From the entries below, count every line that contains the word "administrative". Please give the number and nothing else.

[Extracted data entries]
┌──

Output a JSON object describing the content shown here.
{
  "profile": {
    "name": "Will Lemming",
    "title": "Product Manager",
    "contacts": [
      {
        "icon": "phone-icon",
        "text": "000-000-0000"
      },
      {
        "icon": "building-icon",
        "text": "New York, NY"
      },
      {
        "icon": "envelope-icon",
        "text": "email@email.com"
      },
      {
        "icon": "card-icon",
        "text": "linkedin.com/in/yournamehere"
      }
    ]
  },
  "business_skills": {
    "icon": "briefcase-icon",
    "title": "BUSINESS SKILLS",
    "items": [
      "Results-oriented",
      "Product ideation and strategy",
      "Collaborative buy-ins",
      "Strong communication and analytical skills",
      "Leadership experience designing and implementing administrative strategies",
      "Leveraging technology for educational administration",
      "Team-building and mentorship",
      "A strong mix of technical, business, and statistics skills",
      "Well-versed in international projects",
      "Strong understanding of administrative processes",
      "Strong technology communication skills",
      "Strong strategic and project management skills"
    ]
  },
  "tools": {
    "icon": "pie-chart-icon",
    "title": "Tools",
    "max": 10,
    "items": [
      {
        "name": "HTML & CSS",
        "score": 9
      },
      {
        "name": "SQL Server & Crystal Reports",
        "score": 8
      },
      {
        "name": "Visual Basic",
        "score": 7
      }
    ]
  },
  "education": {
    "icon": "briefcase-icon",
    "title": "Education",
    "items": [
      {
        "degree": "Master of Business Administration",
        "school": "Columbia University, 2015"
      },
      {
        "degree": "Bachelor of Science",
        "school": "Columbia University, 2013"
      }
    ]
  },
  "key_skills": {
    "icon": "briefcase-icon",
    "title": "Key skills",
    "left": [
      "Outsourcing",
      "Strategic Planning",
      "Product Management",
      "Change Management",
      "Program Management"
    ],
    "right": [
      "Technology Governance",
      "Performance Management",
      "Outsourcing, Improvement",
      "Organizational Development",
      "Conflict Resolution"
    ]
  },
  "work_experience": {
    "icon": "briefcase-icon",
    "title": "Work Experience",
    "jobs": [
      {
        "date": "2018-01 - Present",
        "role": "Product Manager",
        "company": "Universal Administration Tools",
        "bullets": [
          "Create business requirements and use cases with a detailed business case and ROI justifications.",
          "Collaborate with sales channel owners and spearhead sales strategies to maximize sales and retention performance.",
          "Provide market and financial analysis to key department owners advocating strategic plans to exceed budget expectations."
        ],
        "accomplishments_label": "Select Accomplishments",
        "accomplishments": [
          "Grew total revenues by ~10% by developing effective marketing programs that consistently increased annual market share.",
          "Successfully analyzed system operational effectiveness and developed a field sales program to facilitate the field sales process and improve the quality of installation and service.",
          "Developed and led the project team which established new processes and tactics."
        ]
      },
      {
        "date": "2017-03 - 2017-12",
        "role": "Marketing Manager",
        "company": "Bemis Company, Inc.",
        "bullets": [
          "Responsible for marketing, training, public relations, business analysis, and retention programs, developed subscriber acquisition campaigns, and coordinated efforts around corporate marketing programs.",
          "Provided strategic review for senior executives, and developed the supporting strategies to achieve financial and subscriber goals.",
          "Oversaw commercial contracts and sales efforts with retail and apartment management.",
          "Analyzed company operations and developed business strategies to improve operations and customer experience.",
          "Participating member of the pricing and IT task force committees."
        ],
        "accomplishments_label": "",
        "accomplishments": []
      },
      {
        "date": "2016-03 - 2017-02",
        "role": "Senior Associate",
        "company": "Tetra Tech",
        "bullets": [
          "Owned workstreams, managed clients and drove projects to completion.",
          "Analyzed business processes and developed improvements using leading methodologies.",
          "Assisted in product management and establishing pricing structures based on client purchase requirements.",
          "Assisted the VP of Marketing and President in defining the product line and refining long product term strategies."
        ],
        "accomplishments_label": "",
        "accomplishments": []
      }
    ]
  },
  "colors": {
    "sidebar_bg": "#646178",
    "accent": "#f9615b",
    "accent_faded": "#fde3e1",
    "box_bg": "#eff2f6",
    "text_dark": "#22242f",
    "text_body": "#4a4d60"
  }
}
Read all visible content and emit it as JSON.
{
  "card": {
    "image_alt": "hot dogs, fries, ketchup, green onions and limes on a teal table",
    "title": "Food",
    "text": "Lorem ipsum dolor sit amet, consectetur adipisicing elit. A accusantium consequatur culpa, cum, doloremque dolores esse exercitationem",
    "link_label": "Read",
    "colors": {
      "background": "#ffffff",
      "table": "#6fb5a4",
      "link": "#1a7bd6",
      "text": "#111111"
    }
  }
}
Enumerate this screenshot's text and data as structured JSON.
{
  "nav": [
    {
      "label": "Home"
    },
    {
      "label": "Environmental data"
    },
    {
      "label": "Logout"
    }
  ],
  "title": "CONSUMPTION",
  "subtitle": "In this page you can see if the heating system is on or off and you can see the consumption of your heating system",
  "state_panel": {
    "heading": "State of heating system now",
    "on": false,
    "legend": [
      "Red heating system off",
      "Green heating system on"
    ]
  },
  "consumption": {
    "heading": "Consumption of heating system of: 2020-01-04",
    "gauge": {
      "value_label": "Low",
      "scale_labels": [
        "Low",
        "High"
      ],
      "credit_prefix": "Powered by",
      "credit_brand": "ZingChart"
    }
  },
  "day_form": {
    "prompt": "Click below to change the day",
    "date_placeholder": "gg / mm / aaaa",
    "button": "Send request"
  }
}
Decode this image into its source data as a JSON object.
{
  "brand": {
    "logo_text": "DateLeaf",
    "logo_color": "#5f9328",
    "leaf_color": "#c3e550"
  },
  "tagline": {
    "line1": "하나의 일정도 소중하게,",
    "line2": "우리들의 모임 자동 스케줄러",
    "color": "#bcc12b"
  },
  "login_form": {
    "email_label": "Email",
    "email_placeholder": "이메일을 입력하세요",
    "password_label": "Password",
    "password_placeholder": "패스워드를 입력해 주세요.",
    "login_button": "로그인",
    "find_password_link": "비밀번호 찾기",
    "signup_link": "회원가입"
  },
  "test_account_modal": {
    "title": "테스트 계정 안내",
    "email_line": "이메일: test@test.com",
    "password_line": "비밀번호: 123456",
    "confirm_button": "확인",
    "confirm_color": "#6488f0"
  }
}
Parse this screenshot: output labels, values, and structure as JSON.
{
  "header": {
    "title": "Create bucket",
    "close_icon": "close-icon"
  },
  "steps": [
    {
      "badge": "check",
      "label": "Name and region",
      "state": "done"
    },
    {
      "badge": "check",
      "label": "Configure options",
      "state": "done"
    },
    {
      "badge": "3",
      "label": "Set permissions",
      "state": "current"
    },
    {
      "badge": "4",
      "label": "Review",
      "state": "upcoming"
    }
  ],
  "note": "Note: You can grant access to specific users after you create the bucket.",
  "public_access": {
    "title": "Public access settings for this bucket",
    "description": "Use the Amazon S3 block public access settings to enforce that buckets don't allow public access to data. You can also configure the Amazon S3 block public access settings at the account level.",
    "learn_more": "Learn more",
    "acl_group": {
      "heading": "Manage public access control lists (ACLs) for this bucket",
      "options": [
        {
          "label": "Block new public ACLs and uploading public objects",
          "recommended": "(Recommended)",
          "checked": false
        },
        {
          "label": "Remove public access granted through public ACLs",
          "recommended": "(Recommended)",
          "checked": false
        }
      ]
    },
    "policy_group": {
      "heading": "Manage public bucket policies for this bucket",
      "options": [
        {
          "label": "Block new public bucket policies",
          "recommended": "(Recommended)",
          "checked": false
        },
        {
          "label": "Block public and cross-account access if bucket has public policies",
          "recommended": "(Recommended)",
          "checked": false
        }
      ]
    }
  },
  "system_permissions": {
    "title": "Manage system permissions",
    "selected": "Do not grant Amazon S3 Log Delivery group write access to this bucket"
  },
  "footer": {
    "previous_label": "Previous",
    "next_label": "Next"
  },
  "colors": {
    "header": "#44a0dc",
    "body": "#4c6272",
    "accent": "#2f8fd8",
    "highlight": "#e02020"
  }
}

└──

**Response to the task**
2